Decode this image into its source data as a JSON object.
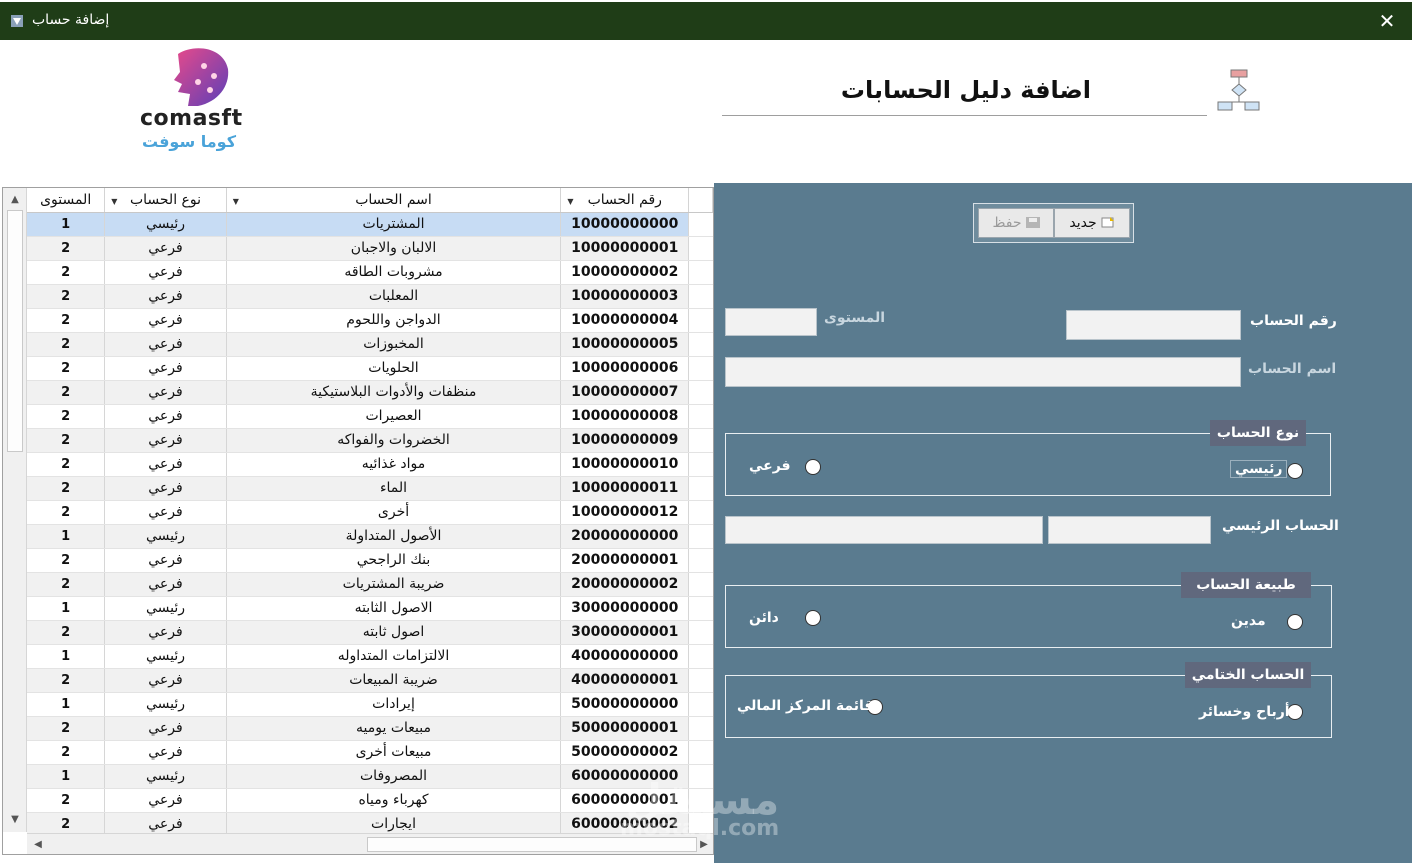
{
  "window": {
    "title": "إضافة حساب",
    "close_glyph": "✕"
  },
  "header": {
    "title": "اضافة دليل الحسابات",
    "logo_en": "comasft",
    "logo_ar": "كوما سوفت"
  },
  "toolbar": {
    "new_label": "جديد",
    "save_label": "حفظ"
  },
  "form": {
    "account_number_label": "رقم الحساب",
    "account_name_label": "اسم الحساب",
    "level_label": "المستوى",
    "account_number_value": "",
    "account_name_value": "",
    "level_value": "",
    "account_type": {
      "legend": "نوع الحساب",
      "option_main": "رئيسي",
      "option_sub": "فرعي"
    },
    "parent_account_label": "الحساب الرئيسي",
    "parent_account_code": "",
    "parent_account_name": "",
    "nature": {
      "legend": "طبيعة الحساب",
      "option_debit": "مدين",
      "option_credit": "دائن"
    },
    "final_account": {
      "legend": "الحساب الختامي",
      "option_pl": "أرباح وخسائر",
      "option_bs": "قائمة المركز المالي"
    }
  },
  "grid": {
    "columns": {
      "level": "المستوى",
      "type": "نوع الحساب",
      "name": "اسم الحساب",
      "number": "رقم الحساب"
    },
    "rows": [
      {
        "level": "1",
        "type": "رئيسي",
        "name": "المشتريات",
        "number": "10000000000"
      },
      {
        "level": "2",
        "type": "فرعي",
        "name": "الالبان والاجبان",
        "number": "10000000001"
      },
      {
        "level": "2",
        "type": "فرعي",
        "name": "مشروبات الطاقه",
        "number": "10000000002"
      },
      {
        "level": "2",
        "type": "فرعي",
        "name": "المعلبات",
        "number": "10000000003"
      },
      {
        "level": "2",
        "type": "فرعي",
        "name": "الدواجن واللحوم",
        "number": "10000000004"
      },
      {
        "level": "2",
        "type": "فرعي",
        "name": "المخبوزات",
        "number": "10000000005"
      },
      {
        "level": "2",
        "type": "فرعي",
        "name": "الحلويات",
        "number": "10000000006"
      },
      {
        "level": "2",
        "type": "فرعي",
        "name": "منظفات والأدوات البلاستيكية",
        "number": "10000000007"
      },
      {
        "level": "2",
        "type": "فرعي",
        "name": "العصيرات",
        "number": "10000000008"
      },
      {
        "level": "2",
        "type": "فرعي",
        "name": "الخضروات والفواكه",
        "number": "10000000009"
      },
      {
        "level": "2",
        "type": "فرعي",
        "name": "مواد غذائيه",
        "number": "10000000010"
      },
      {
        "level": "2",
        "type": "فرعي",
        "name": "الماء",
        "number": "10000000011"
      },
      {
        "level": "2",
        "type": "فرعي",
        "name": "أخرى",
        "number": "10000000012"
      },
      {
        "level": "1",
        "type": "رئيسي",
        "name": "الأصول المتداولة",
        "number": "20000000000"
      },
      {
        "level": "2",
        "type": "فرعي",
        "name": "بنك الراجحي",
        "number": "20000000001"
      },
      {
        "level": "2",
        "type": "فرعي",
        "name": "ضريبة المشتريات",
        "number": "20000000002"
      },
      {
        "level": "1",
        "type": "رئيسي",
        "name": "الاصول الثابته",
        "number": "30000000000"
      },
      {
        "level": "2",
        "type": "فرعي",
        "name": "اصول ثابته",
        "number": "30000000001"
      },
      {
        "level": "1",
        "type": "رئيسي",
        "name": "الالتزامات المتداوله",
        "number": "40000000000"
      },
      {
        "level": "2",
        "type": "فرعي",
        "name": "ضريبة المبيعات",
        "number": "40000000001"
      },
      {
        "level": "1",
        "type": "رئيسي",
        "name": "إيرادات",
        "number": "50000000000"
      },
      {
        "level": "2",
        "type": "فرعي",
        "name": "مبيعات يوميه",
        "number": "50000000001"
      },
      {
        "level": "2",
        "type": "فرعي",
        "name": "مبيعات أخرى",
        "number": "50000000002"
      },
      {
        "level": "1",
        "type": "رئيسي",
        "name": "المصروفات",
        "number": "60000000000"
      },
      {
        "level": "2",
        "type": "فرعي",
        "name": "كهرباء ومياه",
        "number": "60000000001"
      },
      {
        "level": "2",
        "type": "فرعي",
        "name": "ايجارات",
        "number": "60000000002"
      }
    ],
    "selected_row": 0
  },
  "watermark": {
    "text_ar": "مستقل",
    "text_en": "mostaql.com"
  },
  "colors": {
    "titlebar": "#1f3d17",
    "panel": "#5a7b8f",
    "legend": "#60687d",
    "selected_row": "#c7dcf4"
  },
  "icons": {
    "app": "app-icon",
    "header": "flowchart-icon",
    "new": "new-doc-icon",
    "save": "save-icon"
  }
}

## DIRECTIONS
Write out all the entries exactly, except for the pictures.

## RESULT OF THE EXERCISE
Decode this image into its source data as a JSON object.
{
  "window": {
    "title": "إضافة حساب",
    "close_glyph": "✕"
  },
  "header": {
    "title": "اضافة دليل الحسابات",
    "logo_en": "comasft",
    "logo_ar": "كوما سوفت"
  },
  "toolbar": {
    "new_label": "جديد",
    "save_label": "حفظ"
  },
  "form": {
    "account_number_label": "رقم الحساب",
    "account_name_label": "اسم الحساب",
    "level_label": "المستوى",
    "account_number_value": "",
    "account_name_value": "",
    "level_value": "",
    "account_type": {
      "legend": "نوع الحساب",
      "option_main": "رئيسي",
      "option_sub": "فرعي"
    },
    "parent_account_label": "الحساب الرئيسي",
    "parent_account_code": "",
    "parent_account_name": "",
    "nature": {
      "legend": "طبيعة الحساب",
      "option_debit": "مدين",
      "option_credit": "دائن"
    },
    "final_account": {
      "legend": "الحساب الختامي",
      "option_pl": "أرباح وخسائر",
      "option_bs": "قائمة المركز المالي"
    }
  },
  "grid": {
    "columns": {
      "level": "المستوى",
      "type": "نوع الحساب",
      "name": "اسم الحساب",
      "number": "رقم الحساب"
    },
    "rows": [
      {
        "level": "1",
        "type": "رئيسي",
        "name": "المشتريات",
        "number": "10000000000"
      },
      {
        "level": "2",
        "type": "فرعي",
        "name": "الالبان والاجبان",
        "number": "10000000001"
      },
      {
        "level": "2",
        "type": "فرعي",
        "name": "مشروبات الطاقه",
        "number": "10000000002"
      },
      {
        "level": "2",
        "type": "فرعي",
        "name": "المعلبات",
        "number": "10000000003"
      },
      {
        "level": "2",
        "type": "فرعي",
        "name": "الدواجن واللحوم",
        "number": "10000000004"
      },
      {
        "level": "2",
        "type": "فرعي",
        "name": "المخبوزات",
        "number": "10000000005"
      },
      {
        "level": "2",
        "type": "فرعي",
        "name": "الحلويات",
        "number": "10000000006"
      },
      {
        "level": "2",
        "type": "فرعي",
        "name": "منظفات والأدوات البلاستيكية",
        "number": "10000000007"
      },
      {
        "level": "2",
        "type": "فرعي",
        "name": "العصيرات",
        "number": "10000000008"
      },
      {
        "level": "2",
        "type": "فرعي",
        "name": "الخضروات والفواكه",
        "number": "10000000009"
      },
      {
        "level": "2",
        "type": "فرعي",
        "name": "مواد غذائيه",
        "number": "10000000010"
      },
      {
        "level": "2",
        "type": "فرعي",
        "name": "الماء",
        "number": "10000000011"
      },
      {
        "level": "2",
        "type": "فرعي",
        "name": "أخرى",
        "number": "10000000012"
      },
      {
        "level": "1",
        "type": "رئيسي",
        "name": "الأصول المتداولة",
        "number": "20000000000"
      },
      {
        "level": "2",
        "type": "فرعي",
        "name": "بنك الراجحي",
        "number": "20000000001"
      },
      {
        "level": "2",
        "type": "فرعي",
        "name": "ضريبة المشتريات",
        "number": "20000000002"
      },
      {
        "level": "1",
        "type": "رئيسي",
        "name": "الاصول الثابته",
        "number": "30000000000"
      },
      {
        "level": "2",
        "type": "فرعي",
        "name": "اصول ثابته",
        "number": "30000000001"
      },
      {
        "level": "1",
        "type": "رئيسي",
        "name": "الالتزامات المتداوله",
        "number": "40000000000"
      },
      {
        "level": "2",
        "type": "فرعي",
        "name": "ضريبة المبيعات",
        "number": "40000000001"
      },
      {
        "level": "1",
        "type": "رئيسي",
        "name": "إيرادات",
        "number": "50000000000"
      },
      {
        "level": "2",
        "type": "فرعي",
        "name": "مبيعات يوميه",
        "number": "50000000001"
      },
      {
        "level": "2",
        "type": "فرعي",
        "name": "مبيعات أخرى",
        "number": "50000000002"
      },
      {
        "level": "1",
        "type": "رئيسي",
        "name": "المصروفات",
        "number": "60000000000"
      },
      {
        "level": "2",
        "type": "فرعي",
        "name": "كهرباء ومياه",
        "number": "60000000001"
      },
      {
        "level": "2",
        "type": "فرعي",
        "name": "ايجارات",
        "number": "60000000002"
      }
    ],
    "selected_row": 0
  },
  "watermark": {
    "text_ar": "مستقل",
    "text_en": "mostaql.com"
  },
  "colors": {
    "titlebar": "#1f3d17",
    "panel": "#5a7b8f",
    "legend": "#60687d",
    "selected_row": "#c7dcf4"
  },
  "icons": {
    "app": "app-icon",
    "header": "flowchart-icon",
    "new": "new-doc-icon",
    "save": "save-icon"
  }
}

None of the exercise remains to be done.